Pick out each line containing the string "officers" and copy it.

Start DATA SECTION

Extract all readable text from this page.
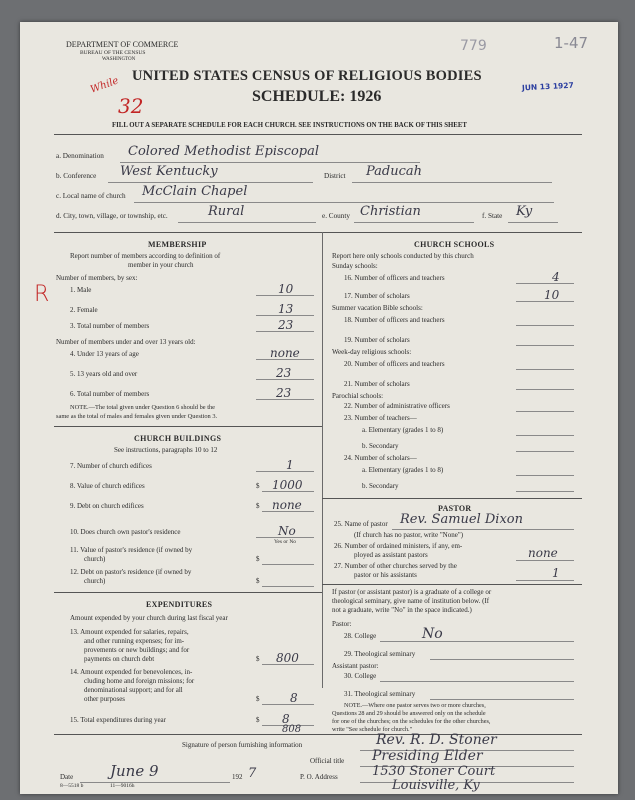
DEPARTMENT OF COMMERCE
BUREAU OF THE CENSUS
WASHINGTON
779	1-47
UNITED STATES CENSUS OF RELIGIOUS BODIES
SCHEDULE: 1926
While
32
JUN 13 1927
FILL OUT A SEPARATE SCHEDULE FOR EACH CHURCH. SEE INSTRUCTIONS ON THE BACK OF THIS SHEET
R
a. Denomination Colored Methodist Episcopal
b. Conference West Kentucky	District Paducah
c. Local name of church McClain Chapel
d. City, town, village, or township, etc.	Rural	e. County Christian	f. State Ky
MEMBERSHIP
Report number of members according to definition of
member in your church
Number of members, by sex:
1. Male	10
2. Female	13
3. Total number of members	23
Number of members under and over 13 years old:
4. Under 13 years of age	none
5. 13 years old and over	23
6. Total number of members	23
NOTE.—The total given under Question 6 should be the
same as the total of males and females given under Question 3.
CHURCH BUILDINGS
See instructions, paragraphs 10 to 12
7. Number of church edifices	1
8. Value of church edifices	$ 1000
9. Debt on church edifices	$ none
10. Does church own pastor's residence	No
Yes or No
11. Value of pastor's residence (if owned by
church)	$
12. Debt on pastor's residence (if owned by
church)	$
EXPENDITURES
Amount expended by your church during last fiscal year
13. Amount expended for salaries, repairs,
and other running expenses; for im-
provements or new buildings; and for
payments on church debt	$ 800
14. Amount expended for benevolences, in-
cluding home and foreign missions; for
denominational support; and for all
other purposes	$	8
15. Total expenditures during year	$ 8
808
CHURCH SCHOOLS
Report here only schools conducted by this church
Sunday schools:
16. Number of officers and teachers	4
17. Number of scholars	10
Summer vacation Bible schools:
18. Number of officers and teachers
19. Number of scholars
Week-day religious schools:
20. Number of officers and teachers
21. Number of scholars
Parochial schools:
22. Number of administrative officers
23. Number of teachers—
a. Elementary (grades 1 to 8)
b. Secondary
24. Number of scholars—
a. Elementary (grades 1 to 8)
b. Secondary
PASTOR
25. Name of pastor Rev. Samuel Dixon
(If church has no pastor, write "None")
26. Number of ordained ministers, if any, em-
ployed as assistant pastors	none
27. Number of other churches served by the
pastor or his assistants	1
If pastor (or assistant pastor) is a graduate of a college or
theological seminary, give name of institution below. (If
not a graduate, write "No" in the space indicated.)
Pastor:
28. College	No
29. Theological seminary
Assistant pastor:
30. College
31. Theological seminary
NOTE.—Where one pastor serves two or more churches,
Questions 28 and 29 should be answered only on the schedule
for one of the churches; on the schedules for the other churches,
write "See schedule for church."
Signature of person furnishing information	Rev. R. D. Stoner
Official title Presiding Elder
Date June 9	192 7	P. O. Address	1530 Stoner Court
Louisville, Ky
8—5518 b	11—9016h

End DATA SECTION

SOLUTION FOR THIS PROBLEM
16. Number of officers and teachers	4
18. Number of officers and teachers
20. Number of officers and teachers
22. Number of administrative officers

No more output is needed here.